| Task prompt |
From the entries below, gather every line containing the string "marker".

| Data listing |
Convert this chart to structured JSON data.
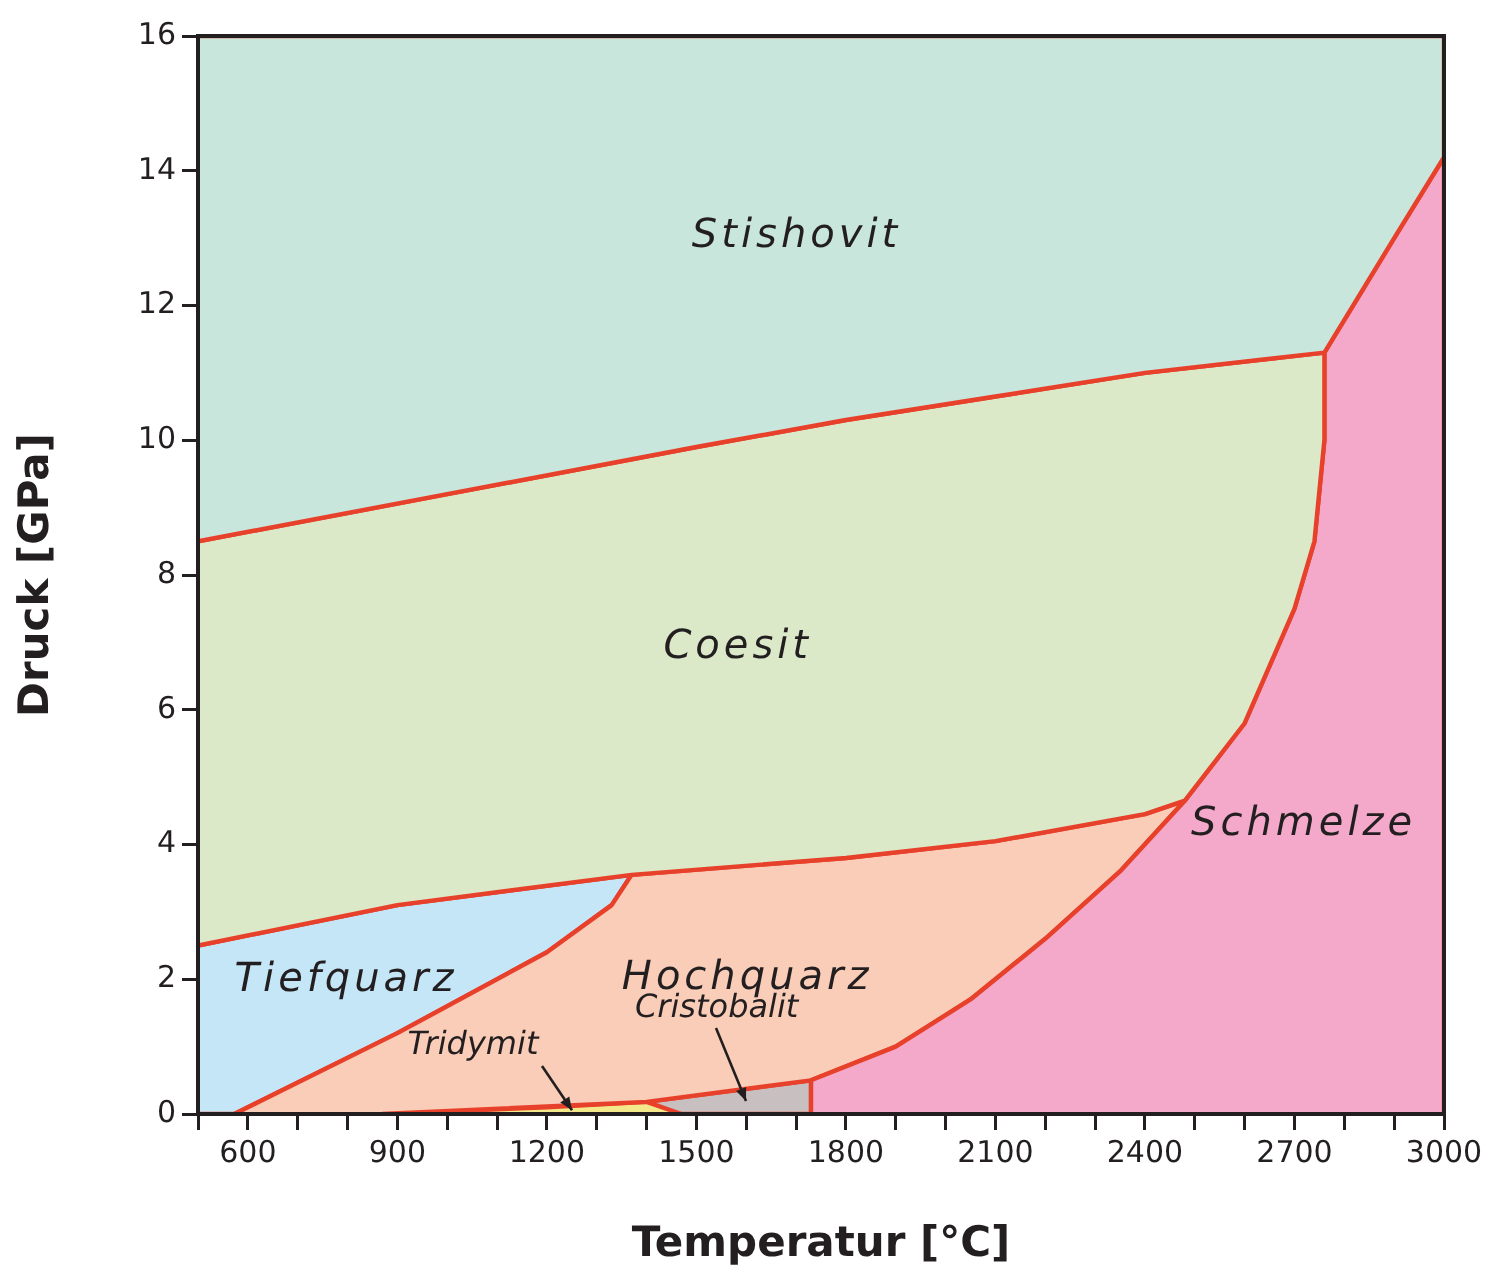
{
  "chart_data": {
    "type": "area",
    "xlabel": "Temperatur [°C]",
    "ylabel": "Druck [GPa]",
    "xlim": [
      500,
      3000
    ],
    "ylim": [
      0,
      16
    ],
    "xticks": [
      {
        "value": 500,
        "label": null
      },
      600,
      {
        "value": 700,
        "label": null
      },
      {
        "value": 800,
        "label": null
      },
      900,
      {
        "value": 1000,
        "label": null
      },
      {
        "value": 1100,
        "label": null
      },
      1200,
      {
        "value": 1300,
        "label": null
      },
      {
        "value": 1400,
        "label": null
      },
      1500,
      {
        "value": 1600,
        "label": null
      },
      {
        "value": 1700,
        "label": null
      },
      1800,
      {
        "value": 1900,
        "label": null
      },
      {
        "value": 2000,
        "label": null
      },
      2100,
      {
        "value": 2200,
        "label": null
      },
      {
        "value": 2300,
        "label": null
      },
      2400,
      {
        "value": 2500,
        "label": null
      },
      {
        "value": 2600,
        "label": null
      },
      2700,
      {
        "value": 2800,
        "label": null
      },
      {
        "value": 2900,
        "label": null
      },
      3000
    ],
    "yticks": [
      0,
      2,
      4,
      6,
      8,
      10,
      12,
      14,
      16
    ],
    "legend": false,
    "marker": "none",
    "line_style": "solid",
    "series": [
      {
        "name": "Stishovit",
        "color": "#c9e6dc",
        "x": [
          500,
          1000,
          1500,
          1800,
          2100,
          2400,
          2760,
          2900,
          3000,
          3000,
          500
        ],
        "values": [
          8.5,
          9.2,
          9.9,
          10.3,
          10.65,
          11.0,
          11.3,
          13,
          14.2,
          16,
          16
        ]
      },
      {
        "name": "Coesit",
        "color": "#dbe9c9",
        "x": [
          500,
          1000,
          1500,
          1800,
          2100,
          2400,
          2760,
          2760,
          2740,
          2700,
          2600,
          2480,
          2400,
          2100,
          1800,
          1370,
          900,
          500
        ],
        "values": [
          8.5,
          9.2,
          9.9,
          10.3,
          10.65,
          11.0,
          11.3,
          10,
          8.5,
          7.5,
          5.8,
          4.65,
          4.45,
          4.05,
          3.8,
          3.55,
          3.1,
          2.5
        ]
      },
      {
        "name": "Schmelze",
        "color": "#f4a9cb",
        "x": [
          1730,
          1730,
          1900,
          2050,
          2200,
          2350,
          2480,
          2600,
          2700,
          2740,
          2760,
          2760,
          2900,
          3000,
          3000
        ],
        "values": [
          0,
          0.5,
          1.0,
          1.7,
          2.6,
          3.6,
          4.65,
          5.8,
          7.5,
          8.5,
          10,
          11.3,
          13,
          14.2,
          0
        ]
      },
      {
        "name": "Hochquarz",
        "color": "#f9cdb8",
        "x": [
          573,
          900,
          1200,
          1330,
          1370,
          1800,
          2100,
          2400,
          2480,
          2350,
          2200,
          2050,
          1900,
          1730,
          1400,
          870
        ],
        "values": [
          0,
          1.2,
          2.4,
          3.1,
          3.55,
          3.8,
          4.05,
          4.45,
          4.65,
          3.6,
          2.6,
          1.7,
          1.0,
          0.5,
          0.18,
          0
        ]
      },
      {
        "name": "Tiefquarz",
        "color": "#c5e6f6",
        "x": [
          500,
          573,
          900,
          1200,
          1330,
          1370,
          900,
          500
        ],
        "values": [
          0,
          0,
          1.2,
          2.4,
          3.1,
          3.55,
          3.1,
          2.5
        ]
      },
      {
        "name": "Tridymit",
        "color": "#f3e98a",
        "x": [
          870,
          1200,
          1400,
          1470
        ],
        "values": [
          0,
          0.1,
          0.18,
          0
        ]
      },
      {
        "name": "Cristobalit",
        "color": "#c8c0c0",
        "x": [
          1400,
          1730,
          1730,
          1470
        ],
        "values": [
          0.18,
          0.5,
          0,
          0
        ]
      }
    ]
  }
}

* * *

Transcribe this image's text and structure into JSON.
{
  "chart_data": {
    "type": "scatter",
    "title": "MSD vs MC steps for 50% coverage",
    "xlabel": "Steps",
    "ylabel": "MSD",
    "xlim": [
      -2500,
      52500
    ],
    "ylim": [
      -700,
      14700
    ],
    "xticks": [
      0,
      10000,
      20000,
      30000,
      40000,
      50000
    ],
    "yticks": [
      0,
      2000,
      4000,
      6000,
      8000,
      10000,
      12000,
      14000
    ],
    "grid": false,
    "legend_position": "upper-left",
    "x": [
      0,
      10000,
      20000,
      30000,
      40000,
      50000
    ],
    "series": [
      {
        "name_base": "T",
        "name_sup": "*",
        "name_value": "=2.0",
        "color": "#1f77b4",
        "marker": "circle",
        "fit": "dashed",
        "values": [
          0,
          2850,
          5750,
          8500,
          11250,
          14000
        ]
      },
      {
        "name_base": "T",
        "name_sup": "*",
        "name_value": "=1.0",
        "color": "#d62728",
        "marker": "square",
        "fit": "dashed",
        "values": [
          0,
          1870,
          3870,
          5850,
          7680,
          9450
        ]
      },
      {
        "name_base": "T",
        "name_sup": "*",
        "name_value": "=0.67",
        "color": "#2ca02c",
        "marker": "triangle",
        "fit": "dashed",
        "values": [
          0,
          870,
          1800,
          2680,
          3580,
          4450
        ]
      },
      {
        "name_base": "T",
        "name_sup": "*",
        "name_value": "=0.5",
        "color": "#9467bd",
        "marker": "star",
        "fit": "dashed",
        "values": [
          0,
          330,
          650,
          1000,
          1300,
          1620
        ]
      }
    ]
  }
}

| Right answer |
    "marker": "none",
        "marker": "circle",
        "marker": "square",
        "marker": "triangle",
        "marker": "star",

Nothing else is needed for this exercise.